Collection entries
## BEGIN

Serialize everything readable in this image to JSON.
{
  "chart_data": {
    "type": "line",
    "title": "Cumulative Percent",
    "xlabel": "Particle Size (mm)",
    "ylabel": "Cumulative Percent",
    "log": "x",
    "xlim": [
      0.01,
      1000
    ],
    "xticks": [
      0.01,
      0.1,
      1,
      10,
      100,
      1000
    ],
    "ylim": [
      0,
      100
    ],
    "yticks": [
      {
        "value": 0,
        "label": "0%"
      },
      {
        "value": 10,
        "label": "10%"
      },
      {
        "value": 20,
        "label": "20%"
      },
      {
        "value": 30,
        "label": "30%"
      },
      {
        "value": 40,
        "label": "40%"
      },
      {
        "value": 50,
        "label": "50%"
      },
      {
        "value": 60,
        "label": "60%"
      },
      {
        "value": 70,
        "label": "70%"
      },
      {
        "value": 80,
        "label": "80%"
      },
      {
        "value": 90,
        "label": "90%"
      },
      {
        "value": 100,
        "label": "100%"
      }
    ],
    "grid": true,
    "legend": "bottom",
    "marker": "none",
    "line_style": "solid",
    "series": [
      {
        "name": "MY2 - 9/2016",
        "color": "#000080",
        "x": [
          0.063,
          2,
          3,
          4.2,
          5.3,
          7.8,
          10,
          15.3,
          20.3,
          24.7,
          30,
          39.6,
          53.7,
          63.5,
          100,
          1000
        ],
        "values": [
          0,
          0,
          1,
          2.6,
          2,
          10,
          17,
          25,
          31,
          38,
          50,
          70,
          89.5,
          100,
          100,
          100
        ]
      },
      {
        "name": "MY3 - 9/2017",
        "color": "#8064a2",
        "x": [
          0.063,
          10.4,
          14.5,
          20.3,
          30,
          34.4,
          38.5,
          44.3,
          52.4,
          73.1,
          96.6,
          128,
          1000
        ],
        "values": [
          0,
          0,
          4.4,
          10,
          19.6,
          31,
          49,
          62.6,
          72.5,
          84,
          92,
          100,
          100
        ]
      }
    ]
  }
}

## END

> **WHAT NEEDS TO BE DONE**:
Set all of the records down again, exactly as they stand.

> **ANSWER IN FULL**:
Serialize everything readable in this image to JSON.
{
  "chart_data": {
    "type": "line",
    "title": "Cumulative Percent",
    "xlabel": "Particle Size (mm)",
    "ylabel": "Cumulative Percent",
    "log": "x",
    "xlim": [
      0.01,
      1000
    ],
    "xticks": [
      0.01,
      0.1,
      1,
      10,
      100,
      1000
    ],
    "ylim": [
      0,
      100
    ],
    "yticks": [
      {
        "value": 0,
        "label": "0%"
      },
      {
        "value": 10,
        "label": "10%"
      },
      {
        "value": 20,
        "label": "20%"
      },
      {
        "value": 30,
        "label": "30%"
      },
      {
        "value": 40,
        "label": "40%"
      },
      {
        "value": 50,
        "label": "50%"
      },
      {
        "value": 60,
        "label": "60%"
      },
      {
        "value": 70,
        "label": "70%"
      },
      {
        "value": 80,
        "label": "80%"
      },
      {
        "value": 90,
        "label": "90%"
      },
      {
        "value": 100,
        "label": "100%"
      }
    ],
    "grid": true,
    "legend": "bottom",
    "marker": "none",
    "line_style": "solid",
    "series": [
      {
        "name": "MY2 - 9/2016",
        "color": "#000080",
        "x": [
          0.063,
          2,
          3,
          4.2,
          5.3,
          7.8,
          10,
          15.3,
          20.3,
          24.7,
          30,
          39.6,
          53.7,
          63.5,
          100,
          1000
        ],
        "values": [
          0,
          0,
          1,
          2.6,
          2,
          10,
          17,
          25,
          31,
          38,
          50,
          70,
          89.5,
          100,
          100,
          100
        ]
      },
      {
        "name": "MY3 - 9/2017",
        "color": "#8064a2",
        "x": [
          0.063,
          10.4,
          14.5,
          20.3,
          30,
          34.4,
          38.5,
          44.3,
          52.4,
          73.1,
          96.6,
          128,
          1000
        ],
        "values": [
          0,
          0,
          4.4,
          10,
          19.6,
          31,
          49,
          62.6,
          72.5,
          84,
          92,
          100,
          100
        ]
      }
    ]
  }
}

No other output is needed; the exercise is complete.